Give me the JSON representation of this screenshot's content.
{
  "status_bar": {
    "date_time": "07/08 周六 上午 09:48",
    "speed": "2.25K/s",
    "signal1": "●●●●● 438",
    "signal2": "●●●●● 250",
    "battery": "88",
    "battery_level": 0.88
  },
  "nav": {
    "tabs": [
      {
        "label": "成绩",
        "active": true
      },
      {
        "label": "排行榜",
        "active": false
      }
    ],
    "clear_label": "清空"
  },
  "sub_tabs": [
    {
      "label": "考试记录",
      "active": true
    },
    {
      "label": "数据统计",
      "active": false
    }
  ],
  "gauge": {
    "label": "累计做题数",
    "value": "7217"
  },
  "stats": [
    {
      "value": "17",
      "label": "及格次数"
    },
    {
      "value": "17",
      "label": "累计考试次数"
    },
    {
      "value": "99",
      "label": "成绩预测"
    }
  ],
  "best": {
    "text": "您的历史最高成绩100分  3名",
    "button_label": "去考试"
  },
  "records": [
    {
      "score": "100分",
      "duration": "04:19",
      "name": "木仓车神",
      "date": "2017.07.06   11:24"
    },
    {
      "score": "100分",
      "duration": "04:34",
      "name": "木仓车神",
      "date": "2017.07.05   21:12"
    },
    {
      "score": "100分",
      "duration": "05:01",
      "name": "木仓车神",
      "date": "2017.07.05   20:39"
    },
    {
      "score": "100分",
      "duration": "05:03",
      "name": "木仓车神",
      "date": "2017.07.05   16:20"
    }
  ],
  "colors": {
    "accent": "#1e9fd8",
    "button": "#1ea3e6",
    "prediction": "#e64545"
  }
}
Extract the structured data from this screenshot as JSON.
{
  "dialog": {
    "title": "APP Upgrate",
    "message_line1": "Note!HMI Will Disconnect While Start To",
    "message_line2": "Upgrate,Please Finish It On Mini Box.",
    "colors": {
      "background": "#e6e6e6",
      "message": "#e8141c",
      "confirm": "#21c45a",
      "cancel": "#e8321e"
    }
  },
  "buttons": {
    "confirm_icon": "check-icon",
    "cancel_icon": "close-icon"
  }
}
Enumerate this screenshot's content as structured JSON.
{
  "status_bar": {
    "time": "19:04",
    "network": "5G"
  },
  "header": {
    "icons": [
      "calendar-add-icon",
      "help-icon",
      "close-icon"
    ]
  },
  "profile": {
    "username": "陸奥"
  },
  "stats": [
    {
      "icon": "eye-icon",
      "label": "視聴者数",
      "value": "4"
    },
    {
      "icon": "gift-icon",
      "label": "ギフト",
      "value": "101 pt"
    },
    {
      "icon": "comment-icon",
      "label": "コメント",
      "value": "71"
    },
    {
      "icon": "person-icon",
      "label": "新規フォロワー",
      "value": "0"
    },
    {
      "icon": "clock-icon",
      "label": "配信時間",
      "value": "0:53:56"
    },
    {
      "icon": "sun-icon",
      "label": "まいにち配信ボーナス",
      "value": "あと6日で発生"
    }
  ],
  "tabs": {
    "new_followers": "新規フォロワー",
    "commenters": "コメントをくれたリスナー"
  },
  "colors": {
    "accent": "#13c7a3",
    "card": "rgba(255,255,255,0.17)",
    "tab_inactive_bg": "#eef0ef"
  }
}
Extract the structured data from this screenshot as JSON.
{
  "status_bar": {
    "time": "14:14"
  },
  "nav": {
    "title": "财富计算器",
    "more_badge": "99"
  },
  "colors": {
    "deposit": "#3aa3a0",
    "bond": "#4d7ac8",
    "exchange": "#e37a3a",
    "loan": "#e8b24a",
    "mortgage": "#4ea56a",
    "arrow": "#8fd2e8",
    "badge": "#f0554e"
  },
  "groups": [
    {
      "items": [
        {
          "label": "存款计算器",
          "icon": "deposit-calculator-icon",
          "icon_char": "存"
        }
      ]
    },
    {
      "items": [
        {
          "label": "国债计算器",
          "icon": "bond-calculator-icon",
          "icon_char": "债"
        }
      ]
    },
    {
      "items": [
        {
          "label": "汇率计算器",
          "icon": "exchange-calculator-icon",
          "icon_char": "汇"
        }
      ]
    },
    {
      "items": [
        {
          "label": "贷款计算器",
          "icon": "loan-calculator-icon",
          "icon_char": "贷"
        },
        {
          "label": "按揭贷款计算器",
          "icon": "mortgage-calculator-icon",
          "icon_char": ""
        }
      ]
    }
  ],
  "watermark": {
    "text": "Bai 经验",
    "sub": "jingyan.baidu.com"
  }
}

*What the task asks*: Your task is to give the records above again, exactly.

*Response to the task*:
Give me the JSON representation of this screenshot's content.
{
  "status_bar": {
    "date_time": "07/08 周六 上午 09:48",
    "speed": "2.25K/s",
    "signal1": "●●●●● 438",
    "signal2": "●●●●● 250",
    "battery": "88",
    "battery_level": 0.88
  },
  "nav": {
    "tabs": [
      {
        "label": "成绩",
        "active": true
      },
      {
        "label": "排行榜",
        "active": false
      }
    ],
    "clear_label": "清空"
  },
  "sub_tabs": [
    {
      "label": "考试记录",
      "active": true
    },
    {
      "label": "数据统计",
      "active": false
    }
  ],
  "gauge": {
    "label": "累计做题数",
    "value": "7217"
  },
  "stats": [
    {
      "value": "17",
      "label": "及格次数"
    },
    {
      "value": "17",
      "label": "累计考试次数"
    },
    {
      "value": "99",
      "label": "成绩预测"
    }
  ],
  "best": {
    "text": "您的历史最高成绩100分  3名",
    "button_label": "去考试"
  },
  "records": [
    {
      "score": "100分",
      "duration": "04:19",
      "name": "木仓车神",
      "date": "2017.07.06   11:24"
    },
    {
      "score": "100分",
      "duration": "04:34",
      "name": "木仓车神",
      "date": "2017.07.05   21:12"
    },
    {
      "score": "100分",
      "duration": "05:01",
      "name": "木仓车神",
      "date": "2017.07.05   20:39"
    },
    {
      "score": "100分",
      "duration": "05:03",
      "name": "木仓车神",
      "date": "2017.07.05   16:20"
    }
  ],
  "colors": {
    "accent": "#1e9fd8",
    "button": "#1ea3e6",
    "prediction": "#e64545"
  }
}
Extract the structured data from this screenshot as JSON.
{
  "dialog": {
    "title": "APP Upgrate",
    "message_line1": "Note!HMI Will Disconnect While Start To",
    "message_line2": "Upgrate,Please Finish It On Mini Box.",
    "colors": {
      "background": "#e6e6e6",
      "message": "#e8141c",
      "confirm": "#21c45a",
      "cancel": "#e8321e"
    }
  },
  "buttons": {
    "confirm_icon": "check-icon",
    "cancel_icon": "close-icon"
  }
}
Enumerate this screenshot's content as structured JSON.
{
  "status_bar": {
    "time": "19:04",
    "network": "5G"
  },
  "header": {
    "icons": [
      "calendar-add-icon",
      "help-icon",
      "close-icon"
    ]
  },
  "profile": {
    "username": "陸奥"
  },
  "stats": [
    {
      "icon": "eye-icon",
      "label": "視聴者数",
      "value": "4"
    },
    {
      "icon": "gift-icon",
      "label": "ギフト",
      "value": "101 pt"
    },
    {
      "icon": "comment-icon",
      "label": "コメント",
      "value": "71"
    },
    {
      "icon": "person-icon",
      "label": "新規フォロワー",
      "value": "0"
    },
    {
      "icon": "clock-icon",
      "label": "配信時間",
      "value": "0:53:56"
    },
    {
      "icon": "sun-icon",
      "label": "まいにち配信ボーナス",
      "value": "あと6日で発生"
    }
  ],
  "tabs": {
    "new_followers": "新規フォロワー",
    "commenters": "コメントをくれたリスナー"
  },
  "colors": {
    "accent": "#13c7a3",
    "card": "rgba(255,255,255,0.17)",
    "tab_inactive_bg": "#eef0ef"
  }
}
Extract the structured data from this screenshot as JSON.
{
  "status_bar": {
    "time": "14:14"
  },
  "nav": {
    "title": "财富计算器",
    "more_badge": "99"
  },
  "colors": {
    "deposit": "#3aa3a0",
    "bond": "#4d7ac8",
    "exchange": "#e37a3a",
    "loan": "#e8b24a",
    "mortgage": "#4ea56a",
    "arrow": "#8fd2e8",
    "badge": "#f0554e"
  },
  "groups": [
    {
      "items": [
        {
          "label": "存款计算器",
          "icon": "deposit-calculator-icon",
          "icon_char": "存"
        }
      ]
    },
    {
      "items": [
        {
          "label": "国债计算器",
          "icon": "bond-calculator-icon",
          "icon_char": "债"
        }
      ]
    },
    {
      "items": [
        {
          "label": "汇率计算器",
          "icon": "exchange-calculator-icon",
          "icon_char": "汇"
        }
      ]
    },
    {
      "items": [
        {
          "label": "贷款计算器",
          "icon": "loan-calculator-icon",
          "icon_char": "贷"
        },
        {
          "label": "按揭贷款计算器",
          "icon": "mortgage-calculator-icon",
          "icon_char": ""
        }
      ]
    }
  ],
  "watermark": {
    "text": "Bai 经验",
    "sub": "jingyan.baidu.com"
  }
}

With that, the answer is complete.